Цитируемый отрывок:
——
Шекспир рыдает

Являясь, по сути, неотъемлемой частью мироздания, человек, тем не менее, постоянно провести демаркационную линию: вот я, а вот — всё остальное. Отношение к этому всему остальному сильно колеблется — от сакраментального «весь грёбаный мир против меня» до «я готов весь его полюбить, и не по разу». Наверное, так и задумано — нам крайне необходимо отстаивать свою индивидуальность, обособленность и непохожесть. У окружающей действительности тоже есть свои соображения на сей счёт. Вместе с парочкой запасных тузов в рукаве для тех, кто чересчур продвинулся в отстаивании собственной индивидуальности — а нечего расслабляться!
——
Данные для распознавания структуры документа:
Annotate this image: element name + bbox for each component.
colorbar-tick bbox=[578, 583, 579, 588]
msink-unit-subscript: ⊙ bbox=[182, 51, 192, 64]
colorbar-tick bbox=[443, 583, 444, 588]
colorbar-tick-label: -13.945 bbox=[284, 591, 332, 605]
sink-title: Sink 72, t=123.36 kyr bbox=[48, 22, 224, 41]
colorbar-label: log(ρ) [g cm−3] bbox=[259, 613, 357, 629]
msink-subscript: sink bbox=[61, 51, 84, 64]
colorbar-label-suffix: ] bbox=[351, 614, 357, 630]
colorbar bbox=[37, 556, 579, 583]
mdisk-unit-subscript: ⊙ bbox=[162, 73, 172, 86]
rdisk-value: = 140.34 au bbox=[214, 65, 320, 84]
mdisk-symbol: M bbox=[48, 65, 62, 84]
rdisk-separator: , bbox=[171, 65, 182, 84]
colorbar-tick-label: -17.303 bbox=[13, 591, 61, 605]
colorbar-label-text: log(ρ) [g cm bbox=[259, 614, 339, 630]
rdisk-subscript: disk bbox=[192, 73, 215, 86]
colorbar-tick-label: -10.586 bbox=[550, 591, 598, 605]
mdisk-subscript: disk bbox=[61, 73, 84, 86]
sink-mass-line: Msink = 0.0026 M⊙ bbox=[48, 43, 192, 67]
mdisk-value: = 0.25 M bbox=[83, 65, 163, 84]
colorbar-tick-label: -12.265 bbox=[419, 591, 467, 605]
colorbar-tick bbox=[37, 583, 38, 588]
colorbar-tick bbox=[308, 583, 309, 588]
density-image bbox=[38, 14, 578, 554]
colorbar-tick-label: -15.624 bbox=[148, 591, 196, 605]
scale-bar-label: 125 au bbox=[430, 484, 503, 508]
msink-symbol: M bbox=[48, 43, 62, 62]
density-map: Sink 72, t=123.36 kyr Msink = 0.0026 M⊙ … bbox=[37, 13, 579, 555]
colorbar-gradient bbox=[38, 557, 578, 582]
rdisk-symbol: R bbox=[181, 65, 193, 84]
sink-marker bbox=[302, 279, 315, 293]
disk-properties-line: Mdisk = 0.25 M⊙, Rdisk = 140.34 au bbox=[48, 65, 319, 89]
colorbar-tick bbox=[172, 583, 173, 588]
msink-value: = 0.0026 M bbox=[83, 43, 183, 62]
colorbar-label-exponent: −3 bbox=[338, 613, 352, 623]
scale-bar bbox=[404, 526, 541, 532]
——
Рабочее задание A: Между какими двумя крайностями, согласно отрывку «Шекспир рыдает», колеблется отношение человека ко всему остальному миру?
Рабочее задание B: Перепишите часть отрывка «Шекспир рыдает» между словами «Шекспир рыдает» и «а нечего расслабляться!» включительно, заменив «мироздания» на «вселенной».
Рабочее задание C: Допишите продолжение отрывка «Шекспир рыдает», начав сразу после его последнего предложения.

Итоговый ответ A: Оно колеблется от «весь грёбаный мир против меня» до «я готов весь его полюбить, и не по разу».

Итоговый ответ B:
Шекспир рыдает

Являясь, по сути, неотъемлемой частью вселенной, человек, тем не менее, постоянно провести демаркационную линию: вот я, а вот — всё остальное. Отношение к этому всему остальному сильно колеблется — от сакраментального «весь грёбаный мир против меня» до «я готов весь его полюбить, и не по разу». Наверное, так и задумано — нам крайне необходимо отстаивать свою индивидуальность, обособленность и непохожесть. У окружающей действительности тоже есть свои соображения на сей счёт. Вместе с парочкой запасных тузов в рукаве для тех, кто чересчур продвинулся в отстаивании собственной индивидуальности — а нечего расслабляться!

Итоговый ответ C:
Лидии Васильевне (пусть её зовут так) за пятьдесят. Тридцать лет больна шизофренией. На инвалидности, по поводу которой не особо расстраивается, поскольку домашнее хозяйство — это постоянная работа, скучать некогда. А тут ещё внуки, с которыми интересно возиться. Словом, скучать некогда. Поэтому, если уж она пришла не как обычно, за лекарствами, а попросилась в стационар — дела обстоят серьёзно.
-
Что с вами случилось, Лидия Васильевна?
-
Опять приболела, доктор.
-
И что беспокоит?
-
Опять мир вокруг изменился. Долго всё было в порядке, но, видимо, время подошло. Лекарства-то я пила аккуратно.
-
Что ж, болезнь такая штука, она может порой своё взять, несмотря на лекарства. Что же произошло с миром вокруг вас?
-
Понимаете, вот только что, буквально несколько дней назад, он был реальным, всё чин чином, а потом раз — и стал ненастоящим.
-
То есть как это — ненастоящим?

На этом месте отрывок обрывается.